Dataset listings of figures
-------

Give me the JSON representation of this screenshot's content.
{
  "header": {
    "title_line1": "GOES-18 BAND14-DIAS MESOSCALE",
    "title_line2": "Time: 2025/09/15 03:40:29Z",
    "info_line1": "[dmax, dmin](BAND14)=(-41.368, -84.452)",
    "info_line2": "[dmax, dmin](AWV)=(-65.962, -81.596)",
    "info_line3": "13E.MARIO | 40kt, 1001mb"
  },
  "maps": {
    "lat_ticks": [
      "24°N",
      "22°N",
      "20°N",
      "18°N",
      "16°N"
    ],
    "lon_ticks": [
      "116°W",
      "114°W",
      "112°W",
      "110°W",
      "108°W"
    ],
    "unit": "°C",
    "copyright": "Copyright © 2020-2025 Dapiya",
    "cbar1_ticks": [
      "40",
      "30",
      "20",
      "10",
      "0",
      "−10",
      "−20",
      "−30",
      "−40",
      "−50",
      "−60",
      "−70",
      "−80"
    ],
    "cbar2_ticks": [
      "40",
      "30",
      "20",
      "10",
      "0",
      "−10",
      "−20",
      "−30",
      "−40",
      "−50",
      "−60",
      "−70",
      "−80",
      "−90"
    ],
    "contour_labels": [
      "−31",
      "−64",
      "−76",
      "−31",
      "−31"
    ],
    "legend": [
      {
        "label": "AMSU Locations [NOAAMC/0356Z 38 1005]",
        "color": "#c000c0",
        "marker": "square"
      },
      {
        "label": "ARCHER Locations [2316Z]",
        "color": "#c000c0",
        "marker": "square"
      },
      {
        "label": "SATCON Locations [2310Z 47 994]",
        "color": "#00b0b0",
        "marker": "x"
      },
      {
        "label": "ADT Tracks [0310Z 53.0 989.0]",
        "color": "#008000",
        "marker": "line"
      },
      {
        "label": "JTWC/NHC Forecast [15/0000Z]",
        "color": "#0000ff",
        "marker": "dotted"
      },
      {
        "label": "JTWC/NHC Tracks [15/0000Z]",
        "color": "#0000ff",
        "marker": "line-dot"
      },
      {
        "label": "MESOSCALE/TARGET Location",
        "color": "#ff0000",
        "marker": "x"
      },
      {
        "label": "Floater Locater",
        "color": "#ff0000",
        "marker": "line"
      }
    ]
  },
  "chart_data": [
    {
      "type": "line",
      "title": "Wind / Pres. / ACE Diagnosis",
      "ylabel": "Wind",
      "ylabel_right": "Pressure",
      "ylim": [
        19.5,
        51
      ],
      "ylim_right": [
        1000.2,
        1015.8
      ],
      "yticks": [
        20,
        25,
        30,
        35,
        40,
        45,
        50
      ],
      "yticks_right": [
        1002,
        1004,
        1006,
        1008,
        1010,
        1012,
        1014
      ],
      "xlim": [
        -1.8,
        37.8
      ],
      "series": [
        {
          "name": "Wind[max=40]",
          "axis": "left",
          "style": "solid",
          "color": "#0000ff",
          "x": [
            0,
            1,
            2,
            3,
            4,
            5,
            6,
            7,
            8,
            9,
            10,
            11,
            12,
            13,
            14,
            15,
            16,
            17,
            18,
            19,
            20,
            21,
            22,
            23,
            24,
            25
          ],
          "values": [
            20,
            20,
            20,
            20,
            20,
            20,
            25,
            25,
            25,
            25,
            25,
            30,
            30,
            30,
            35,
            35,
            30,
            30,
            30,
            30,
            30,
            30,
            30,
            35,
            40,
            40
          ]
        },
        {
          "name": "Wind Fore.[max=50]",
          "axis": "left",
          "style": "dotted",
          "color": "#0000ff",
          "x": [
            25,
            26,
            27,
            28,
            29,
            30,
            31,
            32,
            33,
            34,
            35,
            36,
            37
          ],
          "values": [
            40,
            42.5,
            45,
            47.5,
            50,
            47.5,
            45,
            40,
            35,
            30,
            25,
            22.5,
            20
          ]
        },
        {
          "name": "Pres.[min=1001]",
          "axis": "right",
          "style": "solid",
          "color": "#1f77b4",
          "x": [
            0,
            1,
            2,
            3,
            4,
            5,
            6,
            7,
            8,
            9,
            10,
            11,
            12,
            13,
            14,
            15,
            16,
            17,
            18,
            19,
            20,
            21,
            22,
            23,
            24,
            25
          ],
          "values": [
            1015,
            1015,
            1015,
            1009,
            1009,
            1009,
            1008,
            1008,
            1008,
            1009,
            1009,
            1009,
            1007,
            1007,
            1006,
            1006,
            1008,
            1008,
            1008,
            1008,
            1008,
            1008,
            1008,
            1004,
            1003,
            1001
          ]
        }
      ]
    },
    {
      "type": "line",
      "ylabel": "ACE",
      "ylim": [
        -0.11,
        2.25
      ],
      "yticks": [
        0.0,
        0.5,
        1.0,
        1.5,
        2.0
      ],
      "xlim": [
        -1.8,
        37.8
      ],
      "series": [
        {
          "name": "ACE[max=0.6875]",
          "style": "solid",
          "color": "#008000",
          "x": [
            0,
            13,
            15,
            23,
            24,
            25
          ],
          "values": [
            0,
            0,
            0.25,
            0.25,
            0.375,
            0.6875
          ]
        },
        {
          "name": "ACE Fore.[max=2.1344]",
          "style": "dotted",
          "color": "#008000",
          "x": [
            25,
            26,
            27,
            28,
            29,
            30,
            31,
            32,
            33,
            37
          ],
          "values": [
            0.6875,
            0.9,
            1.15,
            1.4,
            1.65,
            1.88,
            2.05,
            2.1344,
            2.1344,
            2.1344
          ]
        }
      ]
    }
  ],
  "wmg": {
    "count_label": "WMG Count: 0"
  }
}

-------

▶ **JOB**
In the material above, tally every line with the string "Wind" in it, then give that number alone.

▶ **FULL RESPONSE**
4